Exercise description: Copy out exactly the lines from the line containing "Read this page and output its text content." to the end of the listing.

Material for this task:
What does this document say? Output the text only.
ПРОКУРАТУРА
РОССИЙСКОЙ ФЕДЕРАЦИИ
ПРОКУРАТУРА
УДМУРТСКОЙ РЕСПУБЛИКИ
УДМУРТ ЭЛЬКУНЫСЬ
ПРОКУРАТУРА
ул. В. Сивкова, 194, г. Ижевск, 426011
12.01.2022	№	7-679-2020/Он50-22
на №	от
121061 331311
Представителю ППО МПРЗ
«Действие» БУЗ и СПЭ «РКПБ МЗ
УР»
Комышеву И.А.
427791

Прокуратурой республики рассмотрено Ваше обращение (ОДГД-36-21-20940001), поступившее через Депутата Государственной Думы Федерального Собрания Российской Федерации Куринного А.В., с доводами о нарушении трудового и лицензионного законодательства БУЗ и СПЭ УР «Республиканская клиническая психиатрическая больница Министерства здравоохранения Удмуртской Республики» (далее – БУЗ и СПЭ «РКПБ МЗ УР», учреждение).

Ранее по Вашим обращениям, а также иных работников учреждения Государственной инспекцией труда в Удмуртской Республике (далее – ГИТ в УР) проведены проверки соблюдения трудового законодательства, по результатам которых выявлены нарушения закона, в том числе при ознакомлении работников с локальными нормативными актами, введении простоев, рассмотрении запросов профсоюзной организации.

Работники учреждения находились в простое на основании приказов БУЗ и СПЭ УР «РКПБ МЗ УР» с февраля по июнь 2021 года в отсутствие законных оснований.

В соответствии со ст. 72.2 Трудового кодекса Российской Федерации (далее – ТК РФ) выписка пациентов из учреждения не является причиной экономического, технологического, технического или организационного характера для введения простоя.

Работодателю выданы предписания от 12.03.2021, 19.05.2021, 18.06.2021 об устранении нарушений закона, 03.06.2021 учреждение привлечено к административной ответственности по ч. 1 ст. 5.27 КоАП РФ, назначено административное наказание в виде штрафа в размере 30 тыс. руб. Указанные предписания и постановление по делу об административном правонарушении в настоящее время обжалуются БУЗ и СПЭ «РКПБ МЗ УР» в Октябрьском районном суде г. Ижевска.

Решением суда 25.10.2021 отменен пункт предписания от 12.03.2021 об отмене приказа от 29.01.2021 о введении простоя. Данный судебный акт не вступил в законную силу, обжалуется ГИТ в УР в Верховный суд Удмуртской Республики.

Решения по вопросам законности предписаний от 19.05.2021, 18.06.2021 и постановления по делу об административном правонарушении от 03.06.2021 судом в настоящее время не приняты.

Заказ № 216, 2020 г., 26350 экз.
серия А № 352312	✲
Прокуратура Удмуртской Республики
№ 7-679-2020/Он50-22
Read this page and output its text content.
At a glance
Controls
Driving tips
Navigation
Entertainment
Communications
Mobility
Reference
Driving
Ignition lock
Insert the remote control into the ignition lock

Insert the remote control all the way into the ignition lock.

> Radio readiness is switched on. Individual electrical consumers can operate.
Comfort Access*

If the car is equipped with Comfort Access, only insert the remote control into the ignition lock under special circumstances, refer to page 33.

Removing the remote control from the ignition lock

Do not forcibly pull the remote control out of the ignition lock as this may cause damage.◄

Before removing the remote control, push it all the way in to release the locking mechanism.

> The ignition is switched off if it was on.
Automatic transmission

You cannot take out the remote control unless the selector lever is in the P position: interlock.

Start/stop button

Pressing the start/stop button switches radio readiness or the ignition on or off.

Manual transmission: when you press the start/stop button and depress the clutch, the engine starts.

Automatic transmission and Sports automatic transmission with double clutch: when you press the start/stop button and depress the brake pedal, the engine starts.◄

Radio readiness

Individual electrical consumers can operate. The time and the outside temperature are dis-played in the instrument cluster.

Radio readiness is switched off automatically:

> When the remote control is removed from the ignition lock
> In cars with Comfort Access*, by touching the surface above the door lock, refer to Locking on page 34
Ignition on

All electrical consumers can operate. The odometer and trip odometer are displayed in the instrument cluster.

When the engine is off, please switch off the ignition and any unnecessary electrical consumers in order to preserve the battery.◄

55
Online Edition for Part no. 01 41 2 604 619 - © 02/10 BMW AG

Output of the exercise:
Read this page and output its text content.
At a glance
Controls
Driving tips
Navigation
Entertainment
Communications
Mobility
Reference
Driving
Ignition lock
Insert the remote control into the ignition lock

Insert the remote control all the way into the ignition lock.

> Radio readiness is switched on. Individual electrical consumers can operate.
Comfort Access*

If the car is equipped with Comfort Access, only insert the remote control into the ignition lock under special circumstances, refer to page 33.

Removing the remote control from the ignition lock

Do not forcibly pull the remote control out of the ignition lock as this may cause damage.◄

Before removing the remote control, push it all the way in to release the locking mechanism.

> The ignition is switched off if it was on.
Automatic transmission

You cannot take out the remote control unless the selector lever is in the P position: interlock.

Start/stop button

Pressing the start/stop button switches radio readiness or the ignition on or off.

Manual transmission: when you press the start/stop button and depress the clutch, the engine starts.

Automatic transmission and Sports automatic transmission with double clutch: when you press the start/stop button and depress the brake pedal, the engine starts.◄

Radio readiness

Individual electrical consumers can operate. The time and the outside temperature are dis-played in the instrument cluster.

Radio readiness is switched off automatically:

> When the remote control is removed from the ignition lock
> In cars with Comfort Access*, by touching the surface above the door lock, refer to Locking on page 34
Ignition on

All electrical consumers can operate. The odometer and trip odometer are displayed in the instrument cluster.

When the engine is off, please switch off the ignition and any unnecessary electrical consumers in order to preserve the battery.◄

55
Online Edition for Part no. 01 41 2 604 619 - © 02/10 BMW AG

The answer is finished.